# WHAT TO PRODUCE
Read the listing below and copy out every line that holds "worth".

Data excerpts:
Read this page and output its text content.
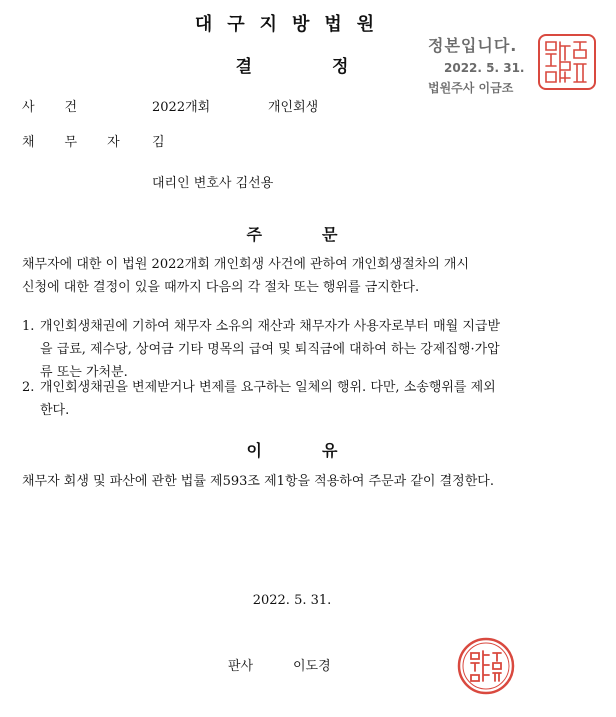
대구지방법원
결	정
정본입니다.
2022. 5. 31.
법원주사 이금조
사건	2022개회	개인회생
채무자 김
대리인 변호사 김선용
주	문
채무자에 대한 이 법원 2022개회 개인회생 사건에 관하여 개인회생절차의 개시
신청에 대한 결정이 있을 때까지 다음의 각 절차 또는 행위를 금지한다.
1. 개인회생채권에 기하여 채무자 소유의 재산과 채무자가 사용자로부터 매월 지급받
을 급료, 제수당, 상여금 기타 명목의 급여 및 퇴직금에 대하여 하는 강제집행·가압
류 또는 가처분.
2. 개인회생채권을 변제받거나 변제를 요구하는 일체의 행위. 다만, 소송행위를 제외
한다.
이	유
채무자 회생 및 파산에 관한 법률 제593조 제1항을 적용하여 주문과 같이 결정한다.
2022. 5. 31.
판사	이도경
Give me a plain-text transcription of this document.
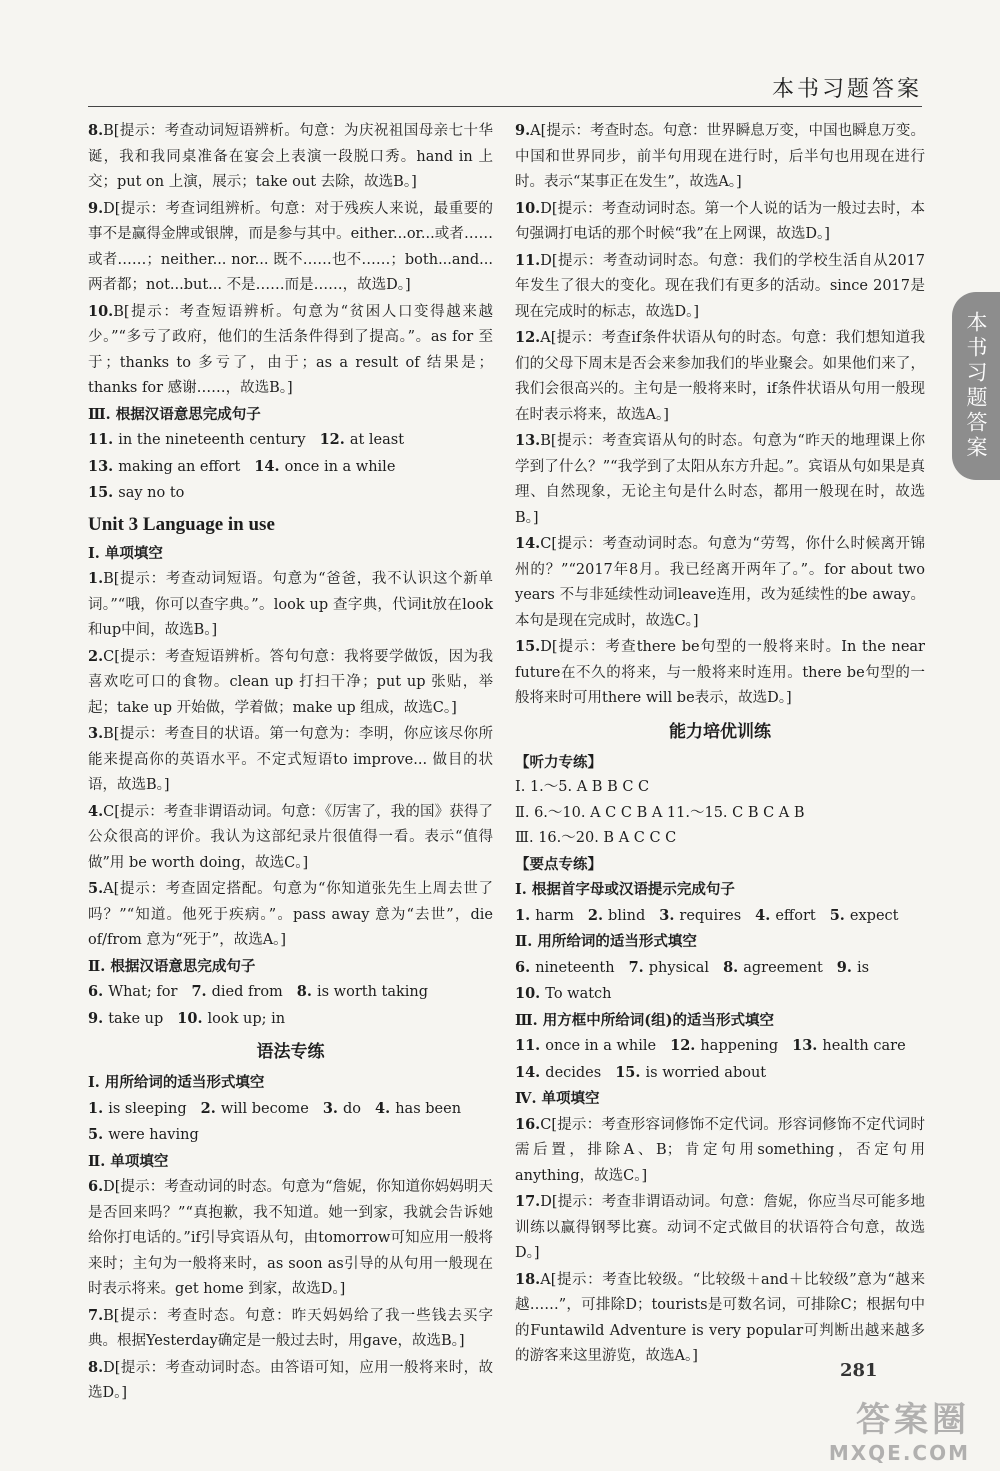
本书习题答案
本书习题答案
8.B[提示：考查动词短语辨析。句意：为庆祝祖国母亲七十华诞，我和我同桌准备在宴会上表演一段脱口秀。hand in 上交；put on 上演，展示；take out 去除，故选B。]
9.D[提示：考查词组辨析。句意：对于残疾人来说，最重要的事不是赢得金牌或银牌，而是参与其中。either...or...或者……或者……；neither... nor... 既不……也不……；both...and...两者都；not...but... 不是……而是……，故选D。]
10.B[提示：考查短语辨析。句意为“贫困人口变得越来越少。”“多亏了政府，他们的生活条件得到了提高。”。as for 至于；thanks to 多亏了，由于；as a result of 结果是；thanks for 感谢……，故选B。]
Ⅲ. 根据汉语意思完成句子
11. in the nineteenth century 12. at least
13. making an effort 14. once in a while
15. say no to
Unit 3 Language in use
Ⅰ. 单项填空
1.B[提示：考查动词短语。句意为“爸爸，我不认识这个新单词。”“哦，你可以查字典。”。look up 查字典，代词it放在look和up中间，故选B。]
2.C[提示：考查短语辨析。答句句意：我将要学做饭，因为我喜欢吃可口的食物。clean up 打扫干净；put up 张贴，举起；take up 开始做，学着做；make up 组成，故选C。]
3.B[提示：考查目的状语。第一句意为：李明，你应该尽你所能来提高你的英语水平。不定式短语to improve... 做目的状语，故选B。]
4.C[提示：考查非谓语动词。句意：《厉害了，我的国》获得了公众很高的评价。我认为这部纪录片很值得一看。表示“值得做”用 be worth doing，故选C。]
5.A[提示：考查固定搭配。句意为“你知道张先生上周去世了吗？”“知道。他死于疾病。”。pass away 意为“去世”，die of/from 意为“死于”，故选A。]
Ⅱ. 根据汉语意思完成句子
6. What; for 7. died from 8. is worth taking
9. take up 10. look up; in
语法专练
Ⅰ. 用所给词的适当形式填空
1. is sleeping 2. will become 3. do 4. has been
5. were having
Ⅱ. 单项填空
6.D[提示：考查动词的时态。句意为“詹妮，你知道你妈妈明天是否回来吗？”“真抱歉，我不知道。她一到家，我就会告诉她给你打电话的。”if引导宾语从句，由tomorrow可知应用一般将来时；主句为一般将来时，as soon as引导的从句用一般现在时表示将来。get home 到家，故选D。]
7.B[提示：考查时态。句意：昨天妈妈给了我一些钱去买字典。根据Yesterday确定是一般过去时，用gave，故选B。]
8.D[提示：考查动词时态。由答语可知，应用一般将来时，故选D。]
9.A[提示：考查时态。句意：世界瞬息万变，中国也瞬息万变。中国和世界同步，前半句用现在进行时，后半句也用现在进行时。表示“某事正在发生”，故选A。]
10.D[提示：考查动词时态。第一个人说的话为一般过去时，本句强调打电话的那个时候“我”在上网课，故选D。]
11.D[提示：考查动词时态。句意：我们的学校生活自从2017年发生了很大的变化。现在我们有更多的活动。since 2017是现在完成时的标志，故选D。]
12.A[提示：考查if条件状语从句的时态。句意：我们想知道我们的父母下周末是否会来参加我们的毕业聚会。如果他们来了，我们会很高兴的。主句是一般将来时，if条件状语从句用一般现在时表示将来，故选A。]
13.B[提示：考查宾语从句的时态。句意为“昨天的地理课上你学到了什么？”“我学到了太阳从东方升起。”。宾语从句如果是真理、自然现象，无论主句是什么时态，都用一般现在时，故选B。]
14.C[提示：考查动词时态。句意为“劳驾，你什么时候离开锦州的？”“2017年8月。我已经离开两年了。”。for about two years 不与非延续性动词leave连用，改为延续性的be away。本句是现在完成时，故选C。]
15.D[提示：考查there be句型的一般将来时。In the near future在不久的将来，与一般将来时连用。there be句型的一般将来时可用there will be表示，故选D。]
能力培优训练
【听力专练】
Ⅰ. 1.～5. A B B C C
Ⅱ. 6.～10. A C C B A 11.～15. C B C A B
Ⅲ. 16.～20. B A C C C
【要点专练】
Ⅰ. 根据首字母或汉语提示完成句子
1. harm 2. blind 3. requires 4. effort 5. expect
Ⅱ. 用所给词的适当形式填空
6. nineteenth 7. physical 8. agreement 9. is
10. To watch
Ⅲ. 用方框中所给词(组)的适当形式填空
11. once in a while 12. happening 13. health care
14. decides 15. is worried about
Ⅳ. 单项填空
16.C[提示：考查形容词修饰不定代词。形容词修饰不定代词时需后置，排除A、B；肯定句用something，否定句用anything，故选C。]
17.D[提示：考查非谓语动词。句意：詹妮，你应当尽可能多地训练以赢得钢琴比赛。动词不定式做目的状语符合句意，故选D。]
18.A[提示：考查比较级。“比较级＋and＋比较级”意为“越来越……”，可排除D；tourists是可数名词，可排除C；根据句中的Funtawild Adventure is very popular可判断出越来越多的游客来这里游览，故选A。]
281
答案圈
MXQE.COM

# OUTPUT BELOW
4.C[提示：考查非谓语动词。句意：《厉害了，我的国》获得了公众很高的评价。我认为这部纪录片很值得一看。表示“值得做”用 be worth doing，故选C。]
6. What; for 7. died from 8. is worth taking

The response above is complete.